(Extracts from a graphics dataset)

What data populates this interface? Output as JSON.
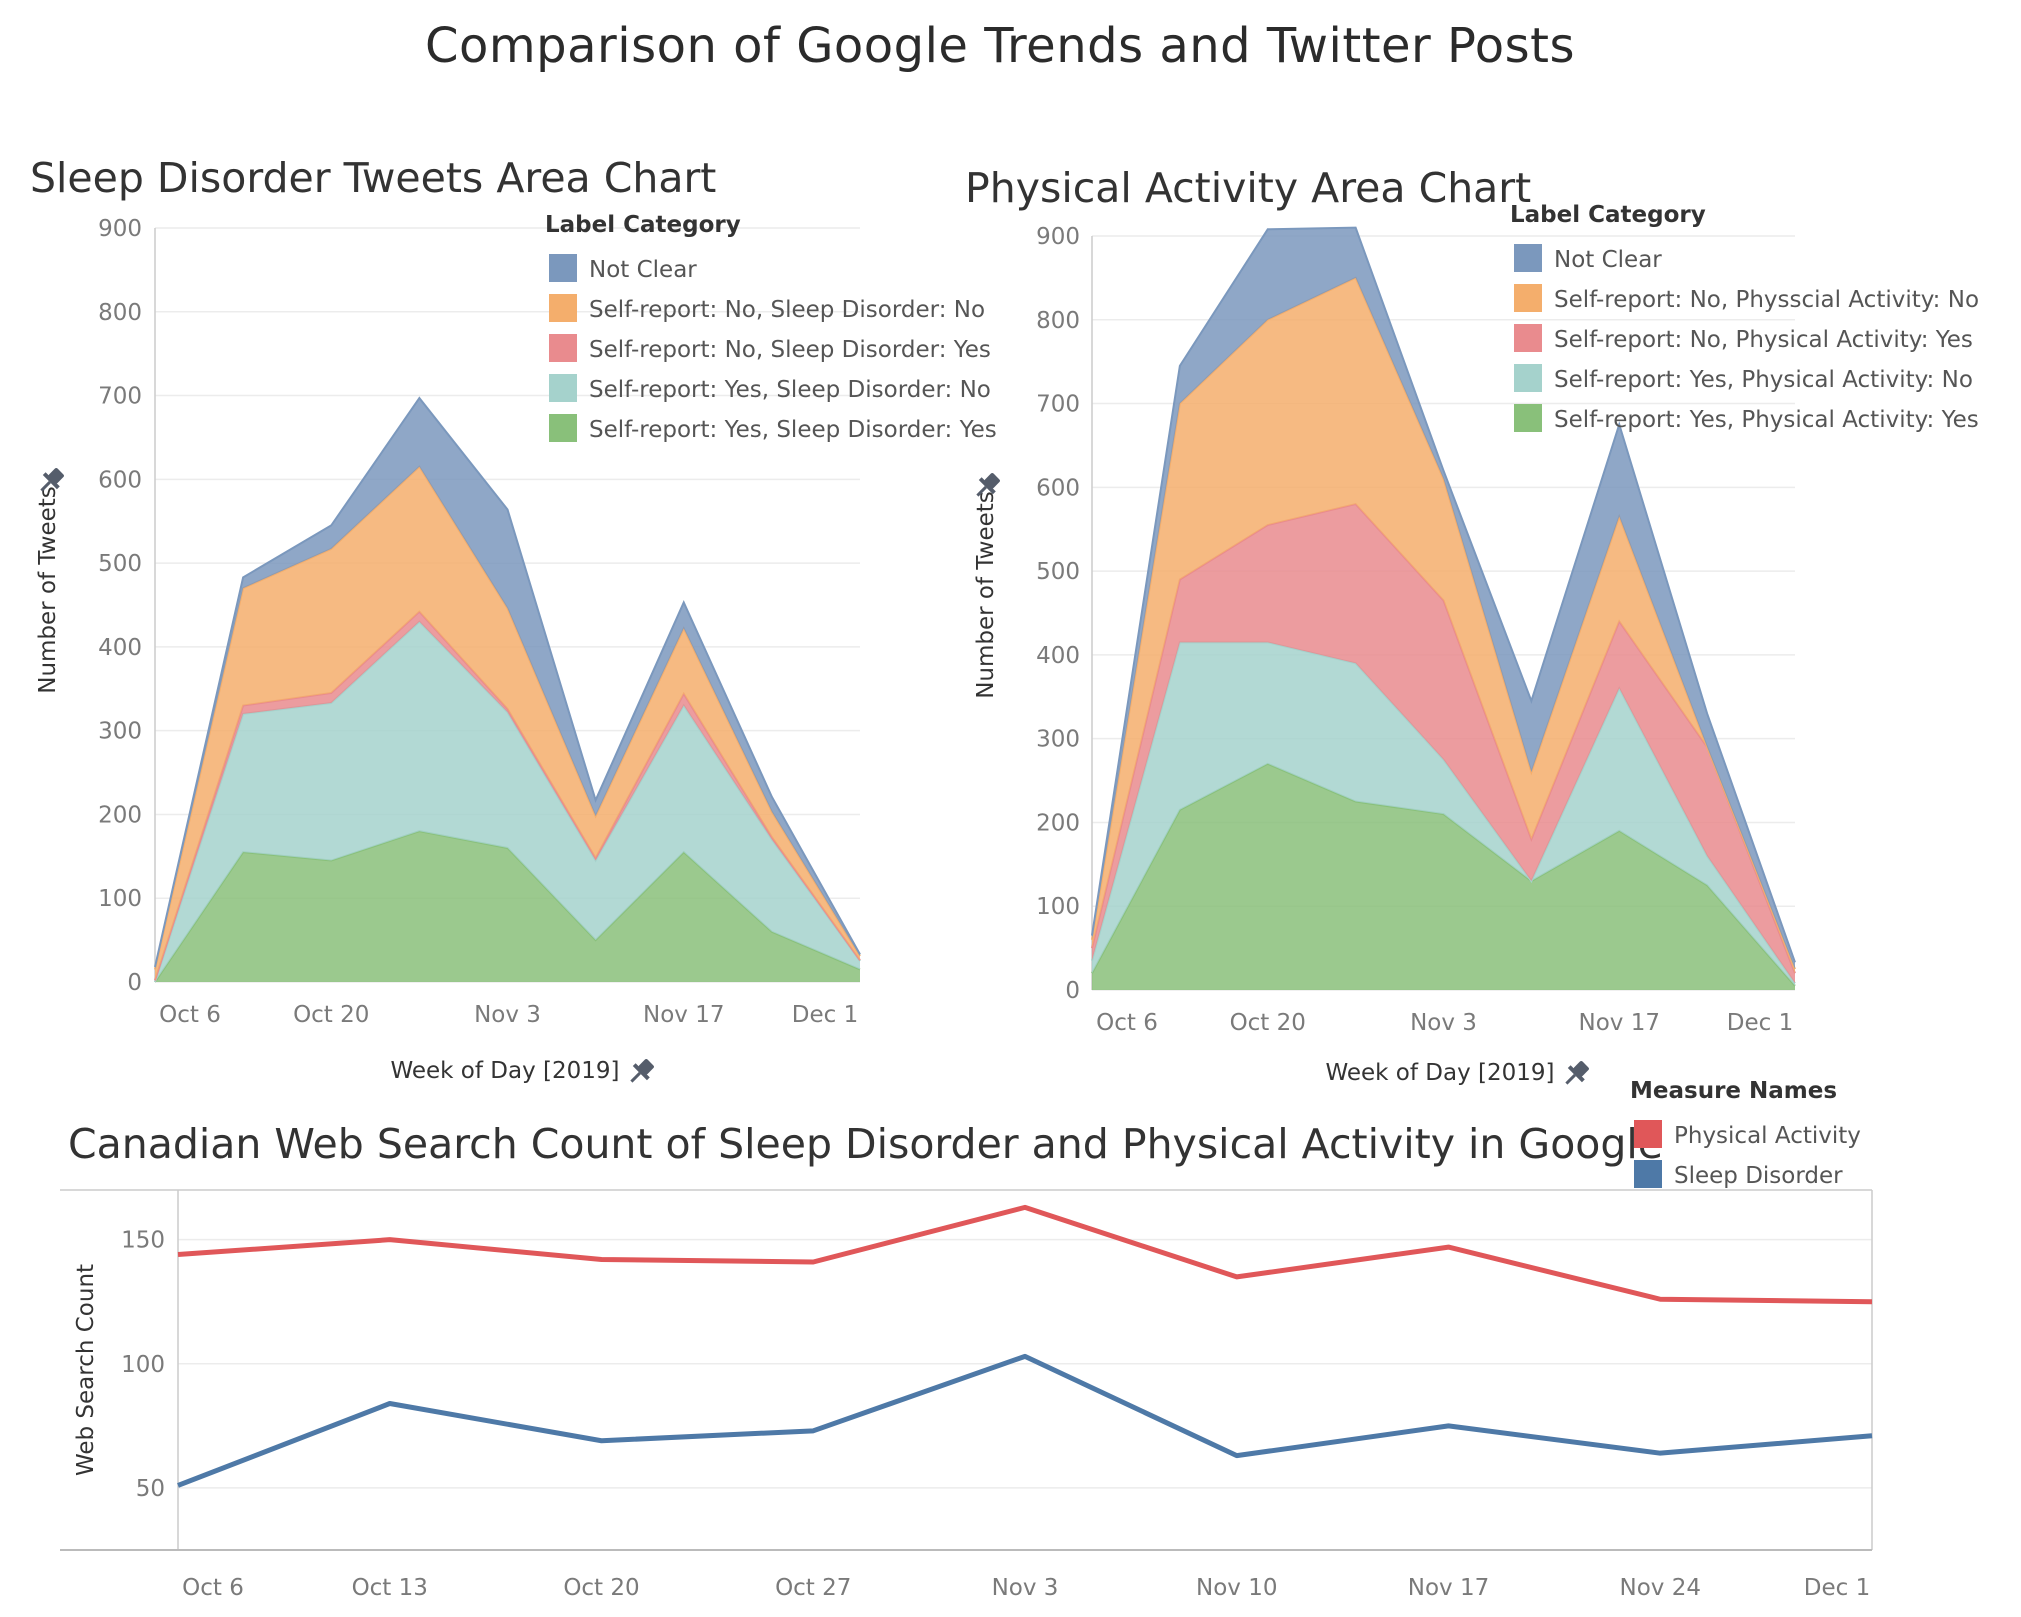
{
  "main_title": "Comparison of Google Trends and Twitter Posts",
  "colors": {
    "not_clear": "#7b98bd",
    "no_no": "#f4ae6c",
    "no_yes": "#e98b8e",
    "yes_no": "#a5d2cc",
    "yes_yes": "#89c07a",
    "physical_line": "#e05759",
    "sleep_line": "#4e79a7"
  },
  "chart_data": [
    {
      "type": "area",
      "title": "Sleep Disorder Tweets Area Chart",
      "xlabel": "Week of Day [2019]",
      "ylabel": "Number of Tweets",
      "x_ticks": [
        "Oct 6",
        "Oct 20",
        "Nov 3",
        "Nov 17",
        "Dec 1"
      ],
      "y_ticks": [
        "0",
        "100",
        "200",
        "300",
        "400",
        "500",
        "600",
        "700",
        "800",
        "900"
      ],
      "ylim": [
        0,
        900
      ],
      "x": [
        "Oct 6",
        "Oct 13",
        "Oct 20",
        "Oct 27",
        "Nov 3",
        "Nov 10",
        "Nov 17",
        "Nov 24",
        "Dec 1"
      ],
      "stacked": true,
      "legend_title": "Label Category",
      "legend_position": "top-right",
      "series": [
        {
          "name": "Self-report: Yes, Sleep Disorder: Yes",
          "color": "#89c07a",
          "values": [
            0,
            155,
            145,
            180,
            160,
            50,
            155,
            60,
            15
          ]
        },
        {
          "name": "Self-report: Yes, Sleep Disorder: No",
          "color": "#a5d2cc",
          "values": [
            0,
            165,
            188,
            250,
            162,
            95,
            175,
            110,
            10
          ]
        },
        {
          "name": "Self-report: No, Sleep Disorder: Yes",
          "color": "#e98b8e",
          "values": [
            2,
            10,
            12,
            12,
            4,
            3,
            14,
            3,
            1
          ]
        },
        {
          "name": "Self-report: No, Sleep Disorder: No",
          "color": "#f4ae6c",
          "values": [
            13,
            140,
            172,
            173,
            120,
            50,
            78,
            30,
            5
          ]
        },
        {
          "name": "Not Clear",
          "color": "#7b98bd",
          "values": [
            3,
            13,
            28,
            82,
            118,
            19,
            31,
            18,
            2
          ]
        }
      ]
    },
    {
      "type": "area",
      "title": "Physical Activity Area Chart",
      "xlabel": "Week of Day [2019]",
      "ylabel": "Number of Tweets",
      "x_ticks": [
        "Oct 6",
        "Oct 20",
        "Nov 3",
        "Nov 17",
        "Dec 1"
      ],
      "y_ticks": [
        "0",
        "100",
        "200",
        "300",
        "400",
        "500",
        "600",
        "700",
        "800",
        "900"
      ],
      "ylim": [
        0,
        900
      ],
      "x": [
        "Oct 6",
        "Oct 13",
        "Oct 20",
        "Oct 27",
        "Nov 3",
        "Nov 10",
        "Nov 17",
        "Nov 24",
        "Dec 1"
      ],
      "stacked": true,
      "legend_title": "Label Category",
      "legend_position": "top-right",
      "series": [
        {
          "name": "Self-report: Yes, Physical Activity: Yes",
          "color": "#89c07a",
          "values": [
            20,
            215,
            270,
            225,
            210,
            130,
            190,
            125,
            5
          ]
        },
        {
          "name": "Self-report: Yes, Physical Activity: No",
          "color": "#a5d2cc",
          "values": [
            15,
            200,
            145,
            165,
            65,
            0,
            170,
            35,
            3
          ]
        },
        {
          "name": "Self-report: No, Physical Activity: Yes",
          "color": "#e98b8e",
          "values": [
            15,
            75,
            140,
            190,
            190,
            50,
            80,
            130,
            12
          ]
        },
        {
          "name": "Self-report: No, Physscial Activity: No",
          "color": "#f4ae6c",
          "values": [
            10,
            210,
            245,
            270,
            145,
            80,
            125,
            0,
            5
          ]
        },
        {
          "name": "Not Clear",
          "color": "#7b98bd",
          "values": [
            5,
            45,
            108,
            60,
            10,
            85,
            110,
            40,
            8
          ]
        }
      ]
    },
    {
      "type": "line",
      "title": "Canadian Web Search Count of Sleep Disorder and Physical Activity in Google",
      "xlabel": "",
      "ylabel": "Web Search Count",
      "x": [
        "Oct 6",
        "Oct 13",
        "Oct 20",
        "Oct 27",
        "Nov 3",
        "Nov 10",
        "Nov 17",
        "Nov 24",
        "Dec 1"
      ],
      "y_ticks": [
        "50",
        "100",
        "150"
      ],
      "ylim": [
        25,
        170
      ],
      "legend_title": "Measure Names",
      "legend_position": "top-right",
      "series": [
        {
          "name": "Physical Activity",
          "color": "#e05759",
          "values": [
            144,
            150,
            142,
            141,
            163,
            135,
            147,
            126,
            125
          ]
        },
        {
          "name": "Sleep Disorder",
          "color": "#4e79a7",
          "values": [
            51,
            84,
            69,
            73,
            103,
            63,
            75,
            64,
            71
          ]
        }
      ]
    }
  ]
}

# Aim of the exercise
Look back over the material above and state how many lines hold the word "Activity". Write the number and nothing else.

# Correct result
7